Recorded data

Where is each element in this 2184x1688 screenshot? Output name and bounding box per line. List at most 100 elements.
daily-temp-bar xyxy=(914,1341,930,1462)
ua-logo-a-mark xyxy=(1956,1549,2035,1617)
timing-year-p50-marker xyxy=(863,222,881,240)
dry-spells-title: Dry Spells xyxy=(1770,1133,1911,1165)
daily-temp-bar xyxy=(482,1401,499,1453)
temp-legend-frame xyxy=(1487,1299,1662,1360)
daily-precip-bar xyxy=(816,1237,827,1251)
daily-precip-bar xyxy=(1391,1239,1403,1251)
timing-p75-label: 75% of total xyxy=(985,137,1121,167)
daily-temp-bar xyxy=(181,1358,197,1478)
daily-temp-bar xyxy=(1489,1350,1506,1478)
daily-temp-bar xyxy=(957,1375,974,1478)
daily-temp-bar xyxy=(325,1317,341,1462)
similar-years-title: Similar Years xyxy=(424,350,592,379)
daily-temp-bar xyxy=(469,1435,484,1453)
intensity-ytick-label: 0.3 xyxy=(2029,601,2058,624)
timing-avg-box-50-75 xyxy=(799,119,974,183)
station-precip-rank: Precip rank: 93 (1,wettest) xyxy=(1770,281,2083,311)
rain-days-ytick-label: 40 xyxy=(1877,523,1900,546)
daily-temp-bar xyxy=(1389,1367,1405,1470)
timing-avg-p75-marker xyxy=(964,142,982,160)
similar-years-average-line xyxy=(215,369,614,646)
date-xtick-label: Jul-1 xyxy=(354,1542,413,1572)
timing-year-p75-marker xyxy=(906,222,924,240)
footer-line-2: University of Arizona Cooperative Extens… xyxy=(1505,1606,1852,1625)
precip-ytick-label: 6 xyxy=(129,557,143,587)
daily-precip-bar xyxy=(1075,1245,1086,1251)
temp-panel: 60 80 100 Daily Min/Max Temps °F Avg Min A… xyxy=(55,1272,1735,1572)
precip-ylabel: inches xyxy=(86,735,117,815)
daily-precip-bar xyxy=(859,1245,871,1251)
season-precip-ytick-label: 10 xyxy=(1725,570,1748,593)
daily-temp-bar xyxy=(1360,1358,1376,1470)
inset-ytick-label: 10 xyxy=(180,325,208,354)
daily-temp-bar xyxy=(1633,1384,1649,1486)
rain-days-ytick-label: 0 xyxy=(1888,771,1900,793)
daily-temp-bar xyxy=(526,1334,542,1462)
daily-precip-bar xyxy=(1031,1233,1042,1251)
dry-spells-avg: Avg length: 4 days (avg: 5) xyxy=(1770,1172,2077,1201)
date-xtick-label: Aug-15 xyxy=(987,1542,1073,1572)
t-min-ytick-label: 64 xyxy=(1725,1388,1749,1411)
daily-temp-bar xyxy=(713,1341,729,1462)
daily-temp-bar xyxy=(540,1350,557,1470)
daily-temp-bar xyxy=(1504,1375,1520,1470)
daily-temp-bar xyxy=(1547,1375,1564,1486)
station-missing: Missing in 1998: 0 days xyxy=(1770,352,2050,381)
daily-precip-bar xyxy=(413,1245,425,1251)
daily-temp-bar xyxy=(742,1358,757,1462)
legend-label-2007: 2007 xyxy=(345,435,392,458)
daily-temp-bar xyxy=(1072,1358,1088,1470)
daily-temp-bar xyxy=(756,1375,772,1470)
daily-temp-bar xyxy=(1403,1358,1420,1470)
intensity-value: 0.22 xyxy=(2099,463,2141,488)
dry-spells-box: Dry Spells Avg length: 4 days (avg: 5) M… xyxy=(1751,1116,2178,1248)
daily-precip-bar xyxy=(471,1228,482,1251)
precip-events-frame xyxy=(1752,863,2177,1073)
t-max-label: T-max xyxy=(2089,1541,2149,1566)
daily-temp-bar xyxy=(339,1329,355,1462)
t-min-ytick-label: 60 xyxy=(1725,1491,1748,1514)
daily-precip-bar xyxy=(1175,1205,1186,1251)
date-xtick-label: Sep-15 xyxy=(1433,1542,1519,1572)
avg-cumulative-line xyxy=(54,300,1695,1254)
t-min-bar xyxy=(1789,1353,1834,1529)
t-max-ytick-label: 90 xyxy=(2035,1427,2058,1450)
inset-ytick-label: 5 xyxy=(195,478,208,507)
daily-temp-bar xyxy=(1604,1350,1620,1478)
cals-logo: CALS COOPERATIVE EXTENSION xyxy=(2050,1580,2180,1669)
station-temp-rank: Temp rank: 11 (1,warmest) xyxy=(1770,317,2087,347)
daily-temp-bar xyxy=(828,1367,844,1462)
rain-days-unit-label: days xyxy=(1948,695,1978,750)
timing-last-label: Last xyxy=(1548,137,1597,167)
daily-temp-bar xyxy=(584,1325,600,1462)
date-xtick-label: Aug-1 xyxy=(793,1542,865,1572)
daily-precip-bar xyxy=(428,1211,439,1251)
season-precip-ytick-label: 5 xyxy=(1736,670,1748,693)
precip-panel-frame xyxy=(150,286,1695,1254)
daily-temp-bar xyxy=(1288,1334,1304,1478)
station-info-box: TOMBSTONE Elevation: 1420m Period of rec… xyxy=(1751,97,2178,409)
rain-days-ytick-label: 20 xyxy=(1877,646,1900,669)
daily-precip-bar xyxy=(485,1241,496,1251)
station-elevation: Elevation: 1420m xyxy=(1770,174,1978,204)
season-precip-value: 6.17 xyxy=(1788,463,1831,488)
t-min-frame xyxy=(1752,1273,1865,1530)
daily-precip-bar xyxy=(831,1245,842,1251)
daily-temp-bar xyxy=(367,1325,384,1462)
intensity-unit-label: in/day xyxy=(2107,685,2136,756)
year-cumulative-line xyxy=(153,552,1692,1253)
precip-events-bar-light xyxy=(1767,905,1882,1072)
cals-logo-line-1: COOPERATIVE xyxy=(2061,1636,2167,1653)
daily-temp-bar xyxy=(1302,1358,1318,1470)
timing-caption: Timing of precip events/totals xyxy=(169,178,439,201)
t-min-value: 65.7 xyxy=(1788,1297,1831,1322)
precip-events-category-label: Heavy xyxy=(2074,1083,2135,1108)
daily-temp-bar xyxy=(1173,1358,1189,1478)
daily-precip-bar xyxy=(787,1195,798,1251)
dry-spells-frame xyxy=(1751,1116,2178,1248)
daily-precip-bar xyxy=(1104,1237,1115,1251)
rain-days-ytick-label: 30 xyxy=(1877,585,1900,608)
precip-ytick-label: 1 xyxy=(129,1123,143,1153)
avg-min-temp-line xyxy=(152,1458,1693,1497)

# Set exercise
Can you turn every line of the entries into a JSON list of strings, one string per line, with blank lines left out?

# Finished exercise
[
  "Where is each element in this 2184x1688 screenshot? Output name and bounding box per line. List at most 100 elements.",
  "daily-temp-bar xyxy=(914,1341,930,1462)",
  "ua-logo-a-mark xyxy=(1956,1549,2035,1617)",
  "timing-year-p50-marker xyxy=(863,222,881,240)",
  "dry-spells-title: Dry Spells xyxy=(1770,1133,1911,1165)",
  "daily-temp-bar xyxy=(482,1401,499,1453)",
  "temp-legend-frame xyxy=(1487,1299,1662,1360)",
  "daily-precip-bar xyxy=(816,1237,827,1251)",
  "daily-precip-bar xyxy=(1391,1239,1403,1251)",
  "timing-p75-label: 75% of total xyxy=(985,137,1121,167)",
  "daily-temp-bar xyxy=(181,1358,197,1478)",
  "daily-temp-bar xyxy=(1489,1350,1506,1478)",
  "daily-temp-bar xyxy=(957,1375,974,1478)",
  "daily-temp-bar xyxy=(325,1317,341,1462)",
  "similar-years-title: Similar Years xyxy=(424,350,592,379)",
  "daily-temp-bar xyxy=(469,1435,484,1453)",
  "intensity-ytick-label: 0.3 xyxy=(2029,601,2058,624)",
  "timing-avg-box-50-75 xyxy=(799,119,974,183)",
  "station-precip-rank: Precip rank: 93 (1,wettest) xyxy=(1770,281,2083,311)",
  "rain-days-ytick-label: 40 xyxy=(1877,523,1900,546)",
  "daily-temp-bar xyxy=(1389,1367,1405,1470)",
  "timing-avg-p75-marker xyxy=(964,142,982,160)",
  "similar-years-average-line xyxy=(215,369,614,646)",
  "date-xtick-label: Jul-1 xyxy=(354,1542,413,1572)",
  "timing-year-p75-marker xyxy=(906,222,924,240)",
  "footer-line-2: University of Arizona Cooperative Extens… xyxy=(1505,1606,1852,1625)",
  "precip-ytick-label: 6 xyxy=(129,557,143,587)",
  "daily-precip-bar xyxy=(1075,1245,1086,1251)",
  "temp-panel: 60 80 100 Daily Min/Max Temps °F Avg Min A… xyxy=(55,1272,1735,1572)",
  "precip-ylabel: inches xyxy=(86,735,117,815)",
  "daily-precip-bar xyxy=(859,1245,871,1251)",
  "season-precip-ytick-label: 10 xyxy=(1725,570,1748,593)",
  "daily-temp-bar xyxy=(1360,1358,1376,1470)",
  "inset-ytick-label: 10 xyxy=(180,325,208,354)",
  "daily-temp-bar xyxy=(1633,1384,1649,1486)",
  "rain-days-ytick-label: 0 xyxy=(1888,771,1900,793)",
  "daily-temp-bar xyxy=(526,1334,542,1462)",
  "daily-precip-bar xyxy=(1031,1233,1042,1251)",
  "dry-spells-avg: Avg length: 4 days (avg: 5) xyxy=(1770,1172,2077,1201)",
  "date-xtick-label: Aug-15 xyxy=(987,1542,1073,1572)",
  "t-min-ytick-label: 64 xyxy=(1725,1388,1749,1411)",
  "daily-temp-bar xyxy=(713,1341,729,1462)",
  "daily-temp-bar xyxy=(540,1350,557,1470)",
  "daily-temp-bar xyxy=(1504,1375,1520,1470)",
  "daily-temp-bar xyxy=(1547,1375,1564,1486)",
  "station-missing: Missing in 1998: 0 days xyxy=(1770,352,2050,381)",
  "daily-precip-bar xyxy=(413,1245,425,1251)",
  "daily-temp-bar xyxy=(742,1358,757,1462)",
  "legend-label-2007: 2007 xyxy=(345,435,392,458)",
  "daily-temp-bar xyxy=(1072,1358,1088,1470)",
  "daily-temp-bar xyxy=(756,1375,772,1470)",
  "daily-temp-bar xyxy=(1403,1358,1420,1470)",
  "intensity-value: 0.22 xyxy=(2099,463,2141,488)",
  "dry-spells-box: Dry Spells Avg length: 4 days (avg: 5) M… xyxy=(1751,1116,2178,1248)",
  "daily-precip-bar xyxy=(471,1228,482,1251)",
  "precip-events-frame xyxy=(1752,863,2177,1073)",
  "t-max-label: T-max xyxy=(2089,1541,2149,1566)",
  "daily-temp-bar xyxy=(339,1329,355,1462)",
  "t-min-ytick-label: 60 xyxy=(1725,1491,1748,1514)",
  "daily-precip-bar xyxy=(1175,1205,1186,1251)",
  "date-xtick-label: Sep-15 xyxy=(1433,1542,1519,1572)",
  "avg-cumulative-line xyxy=(54,300,1695,1254)",
  "t-min-bar xyxy=(1789,1353,1834,1529)",
  "t-max-ytick-label: 90 xyxy=(2035,1427,2058,1450)",
  "inset-ytick-label: 5 xyxy=(195,478,208,507)",
  "daily-temp-bar xyxy=(1604,1350,1620,1478)",
  "cals-logo: CALS COOPERATIVE EXTENSION xyxy=(2050,1580,2180,1669)",
  "station-temp-rank: Temp rank: 11 (1,warmest) xyxy=(1770,317,2087,347)",
  "daily-temp-bar xyxy=(828,1367,844,1462)",
  "rain-days-unit-label: days xyxy=(1948,695,1978,750)",
  "timing-last-label: Last xyxy=(1548,137,1597,167)",
  "daily-temp-bar xyxy=(584,1325,600,1462)",
  "date-xtick-label: Aug-1 xyxy=(793,1542,865,1572)",
  "daily-precip-bar xyxy=(428,1211,439,1251)",
  "season-precip-ytick-label: 5 xyxy=(1736,670,1748,693)",
  "precip-panel-frame xyxy=(150,286,1695,1254)",
  "daily-temp-bar xyxy=(1288,1334,1304,1478)",
  "station-info-box: TOMBSTONE Elevation: 1420m Period of rec… xyxy=(1751,97,2178,409)",
  "rain-days-ytick-label: 20 xyxy=(1877,646,1900,669)",
  "daily-precip-bar xyxy=(485,1241,496,1251)",
  "station-elevation: Elevation: 1420m xyxy=(1770,174,1978,204)",
  "season-precip-value: 6.17 xyxy=(1788,463,1831,488)",
  "t-min-frame xyxy=(1752,1273,1865,1530)",
  "daily-precip-bar xyxy=(831,1245,842,1251)",
  "daily-temp-bar xyxy=(367,1325,384,1462)",
  "intensity-unit-label: in/day xyxy=(2107,685,2136,756)",
  "year-cumulative-line xyxy=(153,552,1692,1253)",
  "precip-events-bar-light xyxy=(1767,905,1882,1072)",
  "cals-logo-line-1: COOPERATIVE xyxy=(2061,1636,2167,1653)",
  "daily-temp-bar xyxy=(1302,1358,1318,1470)",
  "timing-caption: Timing of precip events/totals xyxy=(169,178,439,201)",
  "t-min-value: 65.7 xyxy=(1788,1297,1831,1322)",
  "precip-events-category-label: Heavy xyxy=(2074,1083,2135,1108)",
  "daily-temp-bar xyxy=(1173,1358,1189,1478)",
  "daily-precip-bar xyxy=(787,1195,798,1251)",
  "dry-spells-frame xyxy=(1751,1116,2178,1248)",
  "daily-precip-bar xyxy=(1104,1237,1115,1251)",
  "rain-days-ytick-label: 30 xyxy=(1877,585,1900,608)",
  "precip-ytick-label: 1 xyxy=(129,1123,143,1153)",
  "avg-min-temp-line xyxy=(152,1458,1693,1497)"
]